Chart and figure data
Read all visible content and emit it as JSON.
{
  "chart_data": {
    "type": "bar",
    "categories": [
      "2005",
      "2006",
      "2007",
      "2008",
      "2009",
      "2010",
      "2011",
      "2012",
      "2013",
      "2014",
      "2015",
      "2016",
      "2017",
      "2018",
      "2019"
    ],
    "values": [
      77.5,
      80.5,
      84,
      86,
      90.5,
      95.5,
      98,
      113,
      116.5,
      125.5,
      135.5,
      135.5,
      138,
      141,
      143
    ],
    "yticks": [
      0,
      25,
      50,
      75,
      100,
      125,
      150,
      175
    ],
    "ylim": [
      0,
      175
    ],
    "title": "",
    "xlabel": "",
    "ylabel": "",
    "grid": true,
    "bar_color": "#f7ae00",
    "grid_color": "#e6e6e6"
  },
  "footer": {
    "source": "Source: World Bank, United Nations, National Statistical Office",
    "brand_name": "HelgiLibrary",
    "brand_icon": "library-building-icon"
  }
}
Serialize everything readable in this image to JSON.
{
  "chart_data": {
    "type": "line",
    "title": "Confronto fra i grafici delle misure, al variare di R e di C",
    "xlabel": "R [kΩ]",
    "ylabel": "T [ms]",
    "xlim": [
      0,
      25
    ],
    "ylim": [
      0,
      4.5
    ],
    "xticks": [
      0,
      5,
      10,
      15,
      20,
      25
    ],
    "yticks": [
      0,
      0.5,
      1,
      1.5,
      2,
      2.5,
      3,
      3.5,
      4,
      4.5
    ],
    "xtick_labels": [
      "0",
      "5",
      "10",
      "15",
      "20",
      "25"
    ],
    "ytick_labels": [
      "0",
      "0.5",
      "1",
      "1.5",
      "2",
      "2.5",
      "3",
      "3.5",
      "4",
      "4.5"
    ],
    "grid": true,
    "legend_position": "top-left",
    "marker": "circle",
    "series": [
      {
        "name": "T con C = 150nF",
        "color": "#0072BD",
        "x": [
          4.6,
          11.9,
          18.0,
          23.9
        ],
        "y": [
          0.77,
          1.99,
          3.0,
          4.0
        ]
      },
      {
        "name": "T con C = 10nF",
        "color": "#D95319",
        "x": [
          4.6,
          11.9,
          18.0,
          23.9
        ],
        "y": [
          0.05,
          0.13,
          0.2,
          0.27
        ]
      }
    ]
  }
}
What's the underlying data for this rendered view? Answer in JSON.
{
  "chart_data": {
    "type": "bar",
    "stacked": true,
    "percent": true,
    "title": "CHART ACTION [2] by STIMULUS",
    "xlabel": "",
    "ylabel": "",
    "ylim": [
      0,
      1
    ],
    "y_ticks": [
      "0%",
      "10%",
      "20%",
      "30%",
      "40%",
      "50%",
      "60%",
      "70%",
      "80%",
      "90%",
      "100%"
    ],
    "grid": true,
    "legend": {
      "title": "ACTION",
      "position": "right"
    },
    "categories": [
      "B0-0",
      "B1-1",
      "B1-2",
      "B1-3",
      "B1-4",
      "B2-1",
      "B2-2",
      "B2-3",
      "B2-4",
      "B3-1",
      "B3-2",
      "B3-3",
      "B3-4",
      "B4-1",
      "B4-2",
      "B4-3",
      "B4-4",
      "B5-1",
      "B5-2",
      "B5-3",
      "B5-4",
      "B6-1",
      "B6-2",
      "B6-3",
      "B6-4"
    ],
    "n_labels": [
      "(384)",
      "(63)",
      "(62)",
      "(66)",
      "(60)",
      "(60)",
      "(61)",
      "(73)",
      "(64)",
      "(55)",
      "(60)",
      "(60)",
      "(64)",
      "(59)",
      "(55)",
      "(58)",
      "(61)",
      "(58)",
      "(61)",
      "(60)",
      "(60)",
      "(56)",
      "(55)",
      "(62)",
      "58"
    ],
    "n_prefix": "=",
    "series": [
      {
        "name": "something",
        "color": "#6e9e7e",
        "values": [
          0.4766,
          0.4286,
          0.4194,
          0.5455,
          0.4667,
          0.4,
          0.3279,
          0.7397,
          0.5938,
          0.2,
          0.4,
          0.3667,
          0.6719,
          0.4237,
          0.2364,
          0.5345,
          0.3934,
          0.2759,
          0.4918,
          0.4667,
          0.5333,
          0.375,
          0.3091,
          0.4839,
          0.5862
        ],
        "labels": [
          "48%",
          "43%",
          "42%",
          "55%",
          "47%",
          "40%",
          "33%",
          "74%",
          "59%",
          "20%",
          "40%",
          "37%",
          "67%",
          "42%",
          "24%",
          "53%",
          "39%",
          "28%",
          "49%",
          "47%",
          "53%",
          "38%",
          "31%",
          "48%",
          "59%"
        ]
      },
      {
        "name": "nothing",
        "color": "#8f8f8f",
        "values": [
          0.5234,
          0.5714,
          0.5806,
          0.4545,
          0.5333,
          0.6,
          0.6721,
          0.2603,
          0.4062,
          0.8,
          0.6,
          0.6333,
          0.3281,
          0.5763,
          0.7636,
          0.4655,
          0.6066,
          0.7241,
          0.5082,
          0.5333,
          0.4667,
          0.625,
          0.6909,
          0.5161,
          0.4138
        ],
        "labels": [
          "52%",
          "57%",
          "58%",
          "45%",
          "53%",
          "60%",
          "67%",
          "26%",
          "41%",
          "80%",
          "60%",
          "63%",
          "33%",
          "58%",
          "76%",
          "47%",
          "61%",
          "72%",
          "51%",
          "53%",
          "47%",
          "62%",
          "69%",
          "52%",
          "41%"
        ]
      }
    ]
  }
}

Given task: Please output every record, keeping each line exact.

The answer:
Read all visible content and emit it as JSON.
{
  "chart_data": {
    "type": "bar",
    "categories": [
      "2005",
      "2006",
      "2007",
      "2008",
      "2009",
      "2010",
      "2011",
      "2012",
      "2013",
      "2014",
      "2015",
      "2016",
      "2017",
      "2018",
      "2019"
    ],
    "values": [
      77.5,
      80.5,
      84,
      86,
      90.5,
      95.5,
      98,
      113,
      116.5,
      125.5,
      135.5,
      135.5,
      138,
      141,
      143
    ],
    "yticks": [
      0,
      25,
      50,
      75,
      100,
      125,
      150,
      175
    ],
    "ylim": [
      0,
      175
    ],
    "title": "",
    "xlabel": "",
    "ylabel": "",
    "grid": true,
    "bar_color": "#f7ae00",
    "grid_color": "#e6e6e6"
  },
  "footer": {
    "source": "Source: World Bank, United Nations, National Statistical Office",
    "brand_name": "HelgiLibrary",
    "brand_icon": "library-building-icon"
  }
}
Serialize everything readable in this image to JSON.
{
  "chart_data": {
    "type": "line",
    "title": "Confronto fra i grafici delle misure, al variare di R e di C",
    "xlabel": "R [kΩ]",
    "ylabel": "T [ms]",
    "xlim": [
      0,
      25
    ],
    "ylim": [
      0,
      4.5
    ],
    "xticks": [
      0,
      5,
      10,
      15,
      20,
      25
    ],
    "yticks": [
      0,
      0.5,
      1,
      1.5,
      2,
      2.5,
      3,
      3.5,
      4,
      4.5
    ],
    "xtick_labels": [
      "0",
      "5",
      "10",
      "15",
      "20",
      "25"
    ],
    "ytick_labels": [
      "0",
      "0.5",
      "1",
      "1.5",
      "2",
      "2.5",
      "3",
      "3.5",
      "4",
      "4.5"
    ],
    "grid": true,
    "legend_position": "top-left",
    "marker": "circle",
    "series": [
      {
        "name": "T con C = 150nF",
        "color": "#0072BD",
        "x": [
          4.6,
          11.9,
          18.0,
          23.9
        ],
        "y": [
          0.77,
          1.99,
          3.0,
          4.0
        ]
      },
      {
        "name": "T con C = 10nF",
        "color": "#D95319",
        "x": [
          4.6,
          11.9,
          18.0,
          23.9
        ],
        "y": [
          0.05,
          0.13,
          0.2,
          0.27
        ]
      }
    ]
  }
}
What's the underlying data for this rendered view? Answer in JSON.
{
  "chart_data": {
    "type": "bar",
    "stacked": true,
    "percent": true,
    "title": "CHART ACTION [2] by STIMULUS",
    "xlabel": "",
    "ylabel": "",
    "ylim": [
      0,
      1
    ],
    "y_ticks": [
      "0%",
      "10%",
      "20%",
      "30%",
      "40%",
      "50%",
      "60%",
      "70%",
      "80%",
      "90%",
      "100%"
    ],
    "grid": true,
    "legend": {
      "title": "ACTION",
      "position": "right"
    },
    "categories": [
      "B0-0",
      "B1-1",
      "B1-2",
      "B1-3",
      "B1-4",
      "B2-1",
      "B2-2",
      "B2-3",
      "B2-4",
      "B3-1",
      "B3-2",
      "B3-3",
      "B3-4",
      "B4-1",
      "B4-2",
      "B4-3",
      "B4-4",
      "B5-1",
      "B5-2",
      "B5-3",
      "B5-4",
      "B6-1",
      "B6-2",
      "B6-3",
      "B6-4"
    ],
    "n_labels": [
      "(384)",
      "(63)",
      "(62)",
      "(66)",
      "(60)",
      "(60)",
      "(61)",
      "(73)",
      "(64)",
      "(55)",
      "(60)",
      "(60)",
      "(64)",
      "(59)",
      "(55)",
      "(58)",
      "(61)",
      "(58)",
      "(61)",
      "(60)",
      "(60)",
      "(56)",
      "(55)",
      "(62)",
      "58"
    ],
    "n_prefix": "=",
    "series": [
      {
        "name": "something",
        "color": "#6e9e7e",
        "values": [
          0.4766,
          0.4286,
          0.4194,
          0.5455,
          0.4667,
          0.4,
          0.3279,
          0.7397,
          0.5938,
          0.2,
          0.4,
          0.3667,
          0.6719,
          0.4237,
          0.2364,
          0.5345,
          0.3934,
          0.2759,
          0.4918,
          0.4667,
          0.5333,
          0.375,
          0.3091,
          0.4839,
          0.5862
        ],
        "labels": [
          "48%",
          "43%",
          "42%",
          "55%",
          "47%",
          "40%",
          "33%",
          "74%",
          "59%",
          "20%",
          "40%",
          "37%",
          "67%",
          "42%",
          "24%",
          "53%",
          "39%",
          "28%",
          "49%",
          "47%",
          "53%",
          "38%",
          "31%",
          "48%",
          "59%"
        ]
      },
      {
        "name": "nothing",
        "color": "#8f8f8f",
        "values": [
          0.5234,
          0.5714,
          0.5806,
          0.4545,
          0.5333,
          0.6,
          0.6721,
          0.2603,
          0.4062,
          0.8,
          0.6,
          0.6333,
          0.3281,
          0.5763,
          0.7636,
          0.4655,
          0.6066,
          0.7241,
          0.5082,
          0.5333,
          0.4667,
          0.625,
          0.6909,
          0.5161,
          0.4138
        ],
        "labels": [
          "52%",
          "57%",
          "58%",
          "45%",
          "53%",
          "60%",
          "67%",
          "26%",
          "41%",
          "80%",
          "60%",
          "63%",
          "33%",
          "58%",
          "76%",
          "47%",
          "61%",
          "72%",
          "51%",
          "53%",
          "47%",
          "62%",
          "69%",
          "52%",
          "41%"
        ]
      }
    ]
  }
}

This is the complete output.